━━ Task input ━━

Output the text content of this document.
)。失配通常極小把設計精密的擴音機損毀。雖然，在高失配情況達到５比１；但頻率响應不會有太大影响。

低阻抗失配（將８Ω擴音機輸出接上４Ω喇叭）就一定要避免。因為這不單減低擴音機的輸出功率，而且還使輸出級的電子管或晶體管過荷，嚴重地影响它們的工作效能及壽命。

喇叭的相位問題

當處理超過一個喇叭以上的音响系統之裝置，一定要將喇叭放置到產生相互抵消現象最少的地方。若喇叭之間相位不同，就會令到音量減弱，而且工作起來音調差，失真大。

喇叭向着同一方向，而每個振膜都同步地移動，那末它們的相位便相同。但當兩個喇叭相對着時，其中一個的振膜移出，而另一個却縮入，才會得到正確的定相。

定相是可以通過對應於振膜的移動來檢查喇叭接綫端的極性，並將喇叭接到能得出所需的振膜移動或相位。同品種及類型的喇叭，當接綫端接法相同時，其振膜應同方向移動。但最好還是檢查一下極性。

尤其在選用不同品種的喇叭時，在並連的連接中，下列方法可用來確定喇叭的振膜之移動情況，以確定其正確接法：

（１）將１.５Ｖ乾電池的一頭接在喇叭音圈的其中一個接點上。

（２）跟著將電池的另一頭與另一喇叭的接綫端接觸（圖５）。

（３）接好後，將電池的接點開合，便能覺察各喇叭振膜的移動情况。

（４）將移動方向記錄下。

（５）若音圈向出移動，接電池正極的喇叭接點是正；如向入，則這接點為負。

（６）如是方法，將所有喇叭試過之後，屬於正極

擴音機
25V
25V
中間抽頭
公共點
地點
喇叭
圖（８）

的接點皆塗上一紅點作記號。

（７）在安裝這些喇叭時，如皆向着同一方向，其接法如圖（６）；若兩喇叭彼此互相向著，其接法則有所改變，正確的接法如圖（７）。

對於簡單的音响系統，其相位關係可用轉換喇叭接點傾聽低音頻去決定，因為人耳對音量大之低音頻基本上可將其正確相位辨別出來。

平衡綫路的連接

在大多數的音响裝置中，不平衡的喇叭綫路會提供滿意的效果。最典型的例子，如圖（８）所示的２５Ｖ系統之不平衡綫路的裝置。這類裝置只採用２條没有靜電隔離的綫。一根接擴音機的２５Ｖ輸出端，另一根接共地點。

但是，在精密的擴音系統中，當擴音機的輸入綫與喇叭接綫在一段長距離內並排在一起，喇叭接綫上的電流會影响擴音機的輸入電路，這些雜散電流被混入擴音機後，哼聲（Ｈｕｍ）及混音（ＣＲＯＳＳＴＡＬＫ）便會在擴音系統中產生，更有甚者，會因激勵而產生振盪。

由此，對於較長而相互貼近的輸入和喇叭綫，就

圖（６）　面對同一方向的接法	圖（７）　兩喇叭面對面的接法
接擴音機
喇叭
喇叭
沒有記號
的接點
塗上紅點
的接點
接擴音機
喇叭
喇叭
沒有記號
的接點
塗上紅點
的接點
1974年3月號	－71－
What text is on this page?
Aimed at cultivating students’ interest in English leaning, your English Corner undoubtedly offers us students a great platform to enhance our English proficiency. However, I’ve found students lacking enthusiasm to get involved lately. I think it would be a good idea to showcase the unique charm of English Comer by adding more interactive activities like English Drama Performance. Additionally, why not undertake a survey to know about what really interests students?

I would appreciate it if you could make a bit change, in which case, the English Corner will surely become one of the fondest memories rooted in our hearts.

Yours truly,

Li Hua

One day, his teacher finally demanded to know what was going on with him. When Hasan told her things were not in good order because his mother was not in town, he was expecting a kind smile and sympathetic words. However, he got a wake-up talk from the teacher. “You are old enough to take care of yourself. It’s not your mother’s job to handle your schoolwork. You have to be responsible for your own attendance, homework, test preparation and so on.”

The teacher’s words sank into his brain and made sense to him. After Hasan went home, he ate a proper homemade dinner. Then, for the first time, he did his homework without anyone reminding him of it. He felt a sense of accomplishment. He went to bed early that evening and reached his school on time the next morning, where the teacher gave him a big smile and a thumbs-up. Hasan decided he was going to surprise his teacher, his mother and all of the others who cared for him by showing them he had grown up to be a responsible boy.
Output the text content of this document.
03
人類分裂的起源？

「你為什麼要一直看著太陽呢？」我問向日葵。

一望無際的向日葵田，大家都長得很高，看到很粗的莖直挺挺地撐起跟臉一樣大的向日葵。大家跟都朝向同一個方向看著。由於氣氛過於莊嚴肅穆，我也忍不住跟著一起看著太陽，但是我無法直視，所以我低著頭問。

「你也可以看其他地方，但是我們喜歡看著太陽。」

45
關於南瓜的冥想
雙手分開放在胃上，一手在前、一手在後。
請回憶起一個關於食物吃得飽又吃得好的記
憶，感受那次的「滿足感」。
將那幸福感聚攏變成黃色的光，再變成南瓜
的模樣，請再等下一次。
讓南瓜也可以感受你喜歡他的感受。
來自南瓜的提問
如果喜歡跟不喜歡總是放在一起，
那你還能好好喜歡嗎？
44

━━━

Write every line of the material above again, exactly.

Output the text content of this document.
)。失配通常極小把設計精密的擴音機損毀。雖然，在高失配情況達到５比１；但頻率响應不會有太大影响。

低阻抗失配（將８Ω擴音機輸出接上４Ω喇叭）就一定要避免。因為這不單減低擴音機的輸出功率，而且還使輸出級的電子管或晶體管過荷，嚴重地影响它們的工作效能及壽命。

喇叭的相位問題

當處理超過一個喇叭以上的音响系統之裝置，一定要將喇叭放置到產生相互抵消現象最少的地方。若喇叭之間相位不同，就會令到音量減弱，而且工作起來音調差，失真大。

喇叭向着同一方向，而每個振膜都同步地移動，那末它們的相位便相同。但當兩個喇叭相對着時，其中一個的振膜移出，而另一個却縮入，才會得到正確的定相。

定相是可以通過對應於振膜的移動來檢查喇叭接綫端的極性，並將喇叭接到能得出所需的振膜移動或相位。同品種及類型的喇叭，當接綫端接法相同時，其振膜應同方向移動。但最好還是檢查一下極性。

尤其在選用不同品種的喇叭時，在並連的連接中，下列方法可用來確定喇叭的振膜之移動情況，以確定其正確接法：

（１）將１.５Ｖ乾電池的一頭接在喇叭音圈的其中一個接點上。

（２）跟著將電池的另一頭與另一喇叭的接綫端接觸（圖５）。

（３）接好後，將電池的接點開合，便能覺察各喇叭振膜的移動情况。

（４）將移動方向記錄下。

（５）若音圈向出移動，接電池正極的喇叭接點是正；如向入，則這接點為負。

（６）如是方法，將所有喇叭試過之後，屬於正極

擴音機
25V
25V
中間抽頭
公共點
地點
喇叭
圖（８）

的接點皆塗上一紅點作記號。

（７）在安裝這些喇叭時，如皆向着同一方向，其接法如圖（６）；若兩喇叭彼此互相向著，其接法則有所改變，正確的接法如圖（７）。

對於簡單的音响系統，其相位關係可用轉換喇叭接點傾聽低音頻去決定，因為人耳對音量大之低音頻基本上可將其正確相位辨別出來。

平衡綫路的連接

在大多數的音响裝置中，不平衡的喇叭綫路會提供滿意的效果。最典型的例子，如圖（８）所示的２５Ｖ系統之不平衡綫路的裝置。這類裝置只採用２條没有靜電隔離的綫。一根接擴音機的２５Ｖ輸出端，另一根接共地點。

但是，在精密的擴音系統中，當擴音機的輸入綫與喇叭接綫在一段長距離內並排在一起，喇叭接綫上的電流會影响擴音機的輸入電路，這些雜散電流被混入擴音機後，哼聲（Ｈｕｍ）及混音（ＣＲＯＳＳＴＡＬＫ）便會在擴音系統中產生，更有甚者，會因激勵而產生振盪。

由此，對於較長而相互貼近的輸入和喇叭綫，就

圖（６）　面對同一方向的接法	圖（７）　兩喇叭面對面的接法
接擴音機
喇叭
喇叭
沒有記號
的接點
塗上紅點
的接點
接擴音機
喇叭
喇叭
沒有記號
的接點
塗上紅點
的接點
1974年3月號	－71－
What text is on this page?
Aimed at cultivating students’ interest in English leaning, your English Corner undoubtedly offers us students a great platform to enhance our English proficiency. However, I’ve found students lacking enthusiasm to get involved lately. I think it would be a good idea to showcase the unique charm of English Comer by adding more interactive activities like English Drama Performance. Additionally, why not undertake a survey to know about what really interests students?

I would appreciate it if you could make a bit change, in which case, the English Corner will surely become one of the fondest memories rooted in our hearts.

Yours truly,

Li Hua

One day, his teacher finally demanded to know what was going on with him. When Hasan told her things were not in good order because his mother was not in town, he was expecting a kind smile and sympathetic words. However, he got a wake-up talk from the teacher. “You are old enough to take care of yourself. It’s not your mother’s job to handle your schoolwork. You have to be responsible for your own attendance, homework, test preparation and so on.”

The teacher’s words sank into his brain and made sense to him. After Hasan went home, he ate a proper homemade dinner. Then, for the first time, he did his homework without anyone reminding him of it. He felt a sense of accomplishment. He went to bed early that evening and reached his school on time the next morning, where the teacher gave him a big smile and a thumbs-up. Hasan decided he was going to surprise his teacher, his mother and all of the others who cared for him by showing them he had grown up to be a responsible boy.
Output the text content of this document.
03
人類分裂的起源？

「你為什麼要一直看著太陽呢？」我問向日葵。

一望無際的向日葵田，大家都長得很高，看到很粗的莖直挺挺地撐起跟臉一樣大的向日葵。大家跟都朝向同一個方向看著。由於氣氛過於莊嚴肅穆，我也忍不住跟著一起看著太陽，但是我無法直視，所以我低著頭問。

「你也可以看其他地方，但是我們喜歡看著太陽。」

45
關於南瓜的冥想
雙手分開放在胃上，一手在前、一手在後。
請回憶起一個關於食物吃得飽又吃得好的記
憶，感受那次的「滿足感」。
將那幸福感聚攏變成黃色的光，再變成南瓜
的模樣，請再等下一次。
讓南瓜也可以感受你喜歡他的感受。
來自南瓜的提問
如果喜歡跟不喜歡總是放在一起，
那你還能好好喜歡嗎？
44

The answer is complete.